INSTRUCTION —
Filter the records for lines holding the string "para".

[Data listing]
»»

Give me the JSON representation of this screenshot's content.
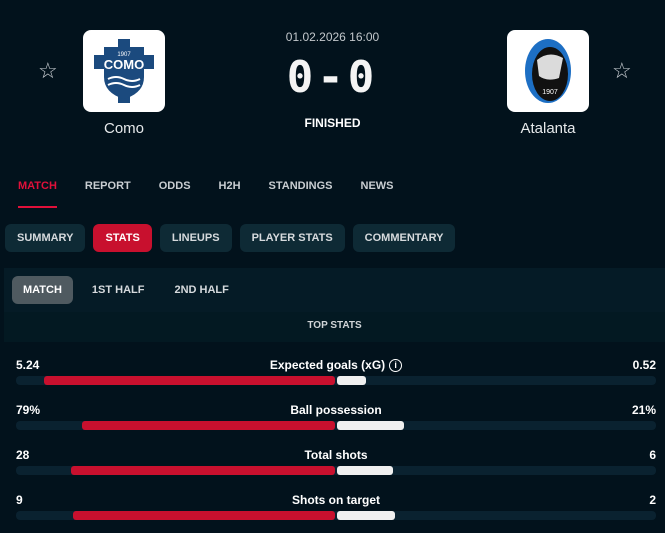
{
  "match": {
    "date": "01.02.2026 16:00",
    "score": "0-0",
    "status": "FINISHED",
    "home": {
      "name": "Como",
      "crest_text": "COMO",
      "crest_year": "1907"
    },
    "away": {
      "name": "Atalanta",
      "crest_text": "ATALANTA",
      "crest_year": "1907"
    }
  },
  "nav": {
    "tabs": [
      "MATCH",
      "REPORT",
      "ODDS",
      "H2H",
      "STANDINGS",
      "NEWS"
    ],
    "active": "MATCH"
  },
  "subtabs": {
    "items": [
      "SUMMARY",
      "STATS",
      "LINEUPS",
      "PLAYER STATS",
      "COMMENTARY"
    ],
    "active": "STATS"
  },
  "period": {
    "items": [
      "MATCH",
      "1ST HALF",
      "2ND HALF"
    ],
    "active": "MATCH"
  },
  "section_title": "TOP STATS",
  "colors": {
    "accent": "#c8102e",
    "away_bar": "#f0f0f0",
    "background": "#02121c"
  },
  "stats": [
    {
      "label": "Expected goals (xG)",
      "home": "5.24",
      "away": "0.52",
      "home_share": 0.91,
      "away_share": 0.09,
      "info": true
    },
    {
      "label": "Ball possession",
      "home": "79%",
      "away": "21%",
      "home_share": 0.79,
      "away_share": 0.21
    },
    {
      "label": "Total shots",
      "home": "28",
      "away": "6",
      "home_share": 0.824,
      "away_share": 0.176
    },
    {
      "label": "Shots on target",
      "home": "9",
      "away": "2",
      "home_share": 0.818,
      "away_share": 0.182
    }
  ]
}
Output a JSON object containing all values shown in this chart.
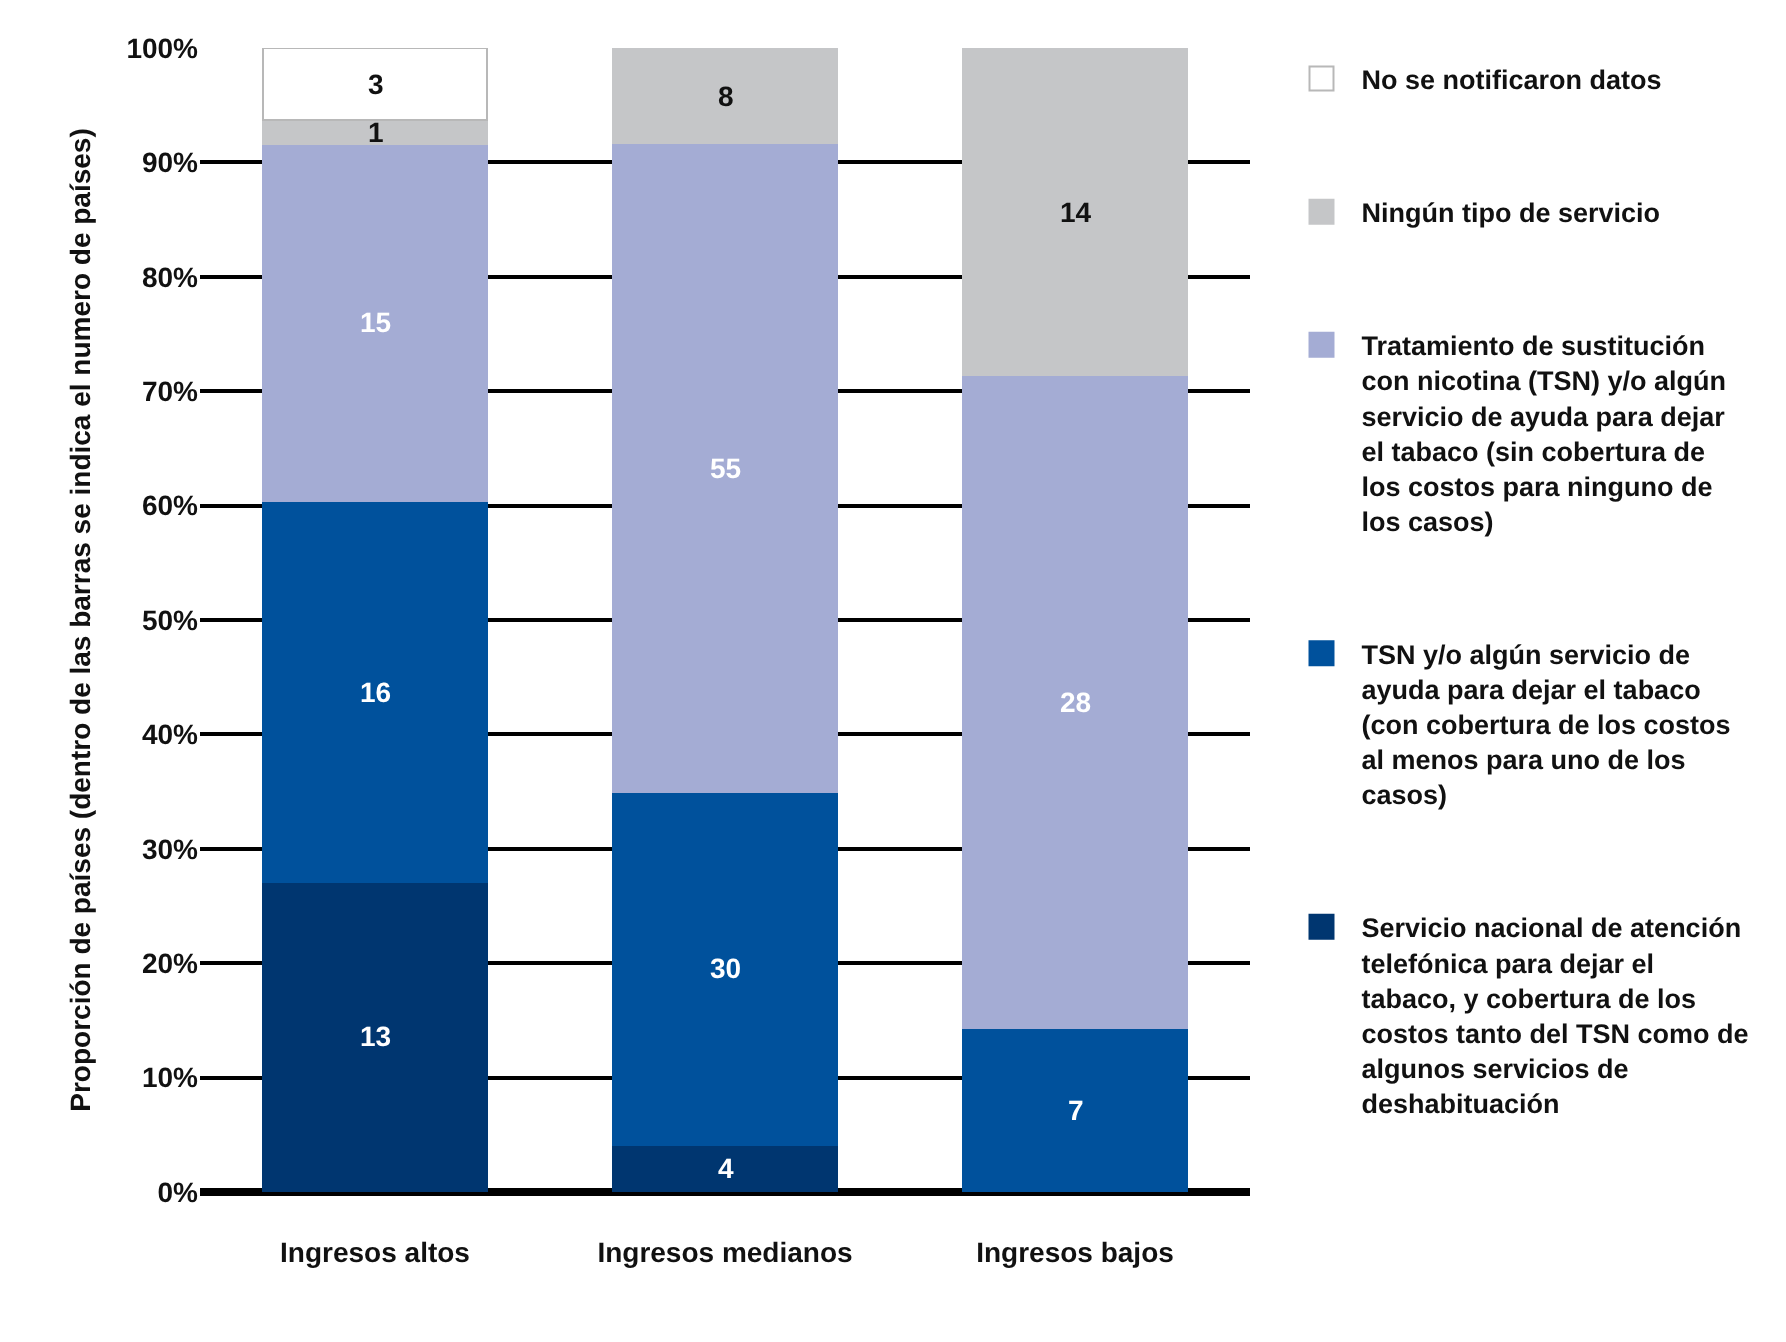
{
  "chart_data": {
    "type": "bar",
    "stacked": true,
    "ylabel": "Proporción de países (dentro de las barras se indica el numero de países)",
    "categories": [
      "Ingresos altos",
      "Ingresos medianos",
      "Ingresos bajos"
    ],
    "ylim": [
      0,
      100
    ],
    "yticks": [
      {
        "value": 0,
        "label": "0%"
      },
      {
        "value": 10,
        "label": "10%"
      },
      {
        "value": 20,
        "label": "20%"
      },
      {
        "value": 30,
        "label": "30%"
      },
      {
        "value": 40,
        "label": "40%"
      },
      {
        "value": 50,
        "label": "50%"
      },
      {
        "value": 60,
        "label": "60%"
      },
      {
        "value": 70,
        "label": "70%"
      },
      {
        "value": 80,
        "label": "80%"
      },
      {
        "value": 90,
        "label": "90%"
      },
      {
        "value": 100,
        "label": "100%"
      }
    ],
    "grid": "y",
    "legend": "right",
    "series": [
      {
        "name": "Servicio nacional de atención telefónica para dejar el tabaco, y cobertura de los costos tanto del TSN como de algunos servicios de deshabituación",
        "color": "#003670",
        "values": [
          27.1,
          4.1,
          null
        ]
      },
      {
        "name": "TSN y/o algún servicio de ayuda para dejar el tabaco (con cobertura de los costos al menos para uno de los casos)",
        "color": "#00519c",
        "values": [
          33.3,
          30.9,
          14.3
        ]
      },
      {
        "name": "Tratamiento de sustitución con nicotina (TSN) y/o algún servicio de ayuda para dejar el tabaco (sin cobertura de los costos para ninguno de los casos)",
        "color": "#a4acd4",
        "values": [
          31.2,
          56.7,
          57.1
        ]
      },
      {
        "name": "Ningún tipo de servicio",
        "color": "#c5c6c8",
        "values": [
          2.1,
          8.3,
          28.6
        ]
      },
      {
        "name": "No se notificaron datos",
        "color": "#ffffff",
        "values": [
          6.3,
          null,
          null
        ]
      }
    ],
    "annotations": [
      "13",
      "16",
      "15",
      "1",
      "3",
      "4",
      "30",
      "55",
      "8",
      "7",
      "28",
      "14"
    ]
  }
}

««

COMPLETED EXERCISE —
        "name": "Servicio nacional de atención telefónica para dejar el tabaco, y cobertura de los costos tanto del TSN como de algunos servicios de deshabituación",
        "name": "TSN y/o algún servicio de ayuda para dejar el tabaco (con cobertura de los costos al menos para uno de los casos)",
        "name": "Tratamiento de sustitución con nicotina (TSN) y/o algún servicio de ayuda para dejar el tabaco (sin cobertura de los costos para ninguno de los casos)",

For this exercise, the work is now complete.